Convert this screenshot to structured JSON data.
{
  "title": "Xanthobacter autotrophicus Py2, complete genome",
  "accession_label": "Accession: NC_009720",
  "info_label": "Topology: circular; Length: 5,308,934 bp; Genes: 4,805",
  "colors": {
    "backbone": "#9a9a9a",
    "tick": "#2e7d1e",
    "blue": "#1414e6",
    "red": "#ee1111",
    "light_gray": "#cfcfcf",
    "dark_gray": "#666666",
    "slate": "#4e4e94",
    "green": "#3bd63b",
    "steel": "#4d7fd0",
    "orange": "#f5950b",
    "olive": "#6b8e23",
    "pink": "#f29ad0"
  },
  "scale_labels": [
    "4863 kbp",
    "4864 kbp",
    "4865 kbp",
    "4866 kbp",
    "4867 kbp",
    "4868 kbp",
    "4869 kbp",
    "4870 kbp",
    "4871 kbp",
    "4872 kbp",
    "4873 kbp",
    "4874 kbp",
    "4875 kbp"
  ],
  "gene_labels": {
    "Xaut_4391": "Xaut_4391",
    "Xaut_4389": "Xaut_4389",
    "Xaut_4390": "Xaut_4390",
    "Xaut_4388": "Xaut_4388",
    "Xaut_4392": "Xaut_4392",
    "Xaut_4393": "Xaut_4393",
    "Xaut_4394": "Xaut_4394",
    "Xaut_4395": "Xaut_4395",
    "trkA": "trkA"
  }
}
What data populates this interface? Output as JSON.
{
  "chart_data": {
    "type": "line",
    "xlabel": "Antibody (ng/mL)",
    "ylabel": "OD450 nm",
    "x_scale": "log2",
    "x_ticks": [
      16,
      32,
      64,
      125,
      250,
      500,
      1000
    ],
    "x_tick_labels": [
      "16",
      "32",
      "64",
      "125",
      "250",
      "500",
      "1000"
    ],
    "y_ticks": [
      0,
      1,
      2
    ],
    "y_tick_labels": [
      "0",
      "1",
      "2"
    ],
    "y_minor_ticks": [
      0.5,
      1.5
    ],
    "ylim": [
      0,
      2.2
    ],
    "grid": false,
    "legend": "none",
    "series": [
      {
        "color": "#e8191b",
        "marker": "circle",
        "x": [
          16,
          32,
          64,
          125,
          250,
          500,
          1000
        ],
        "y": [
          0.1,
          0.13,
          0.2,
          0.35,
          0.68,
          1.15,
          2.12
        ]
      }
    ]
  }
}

__________

[PROBLEM DETAILS] Looking at the entries above, state how many lines contain "this"; give the number alone.

[RESPONSE TO THE TASK] 2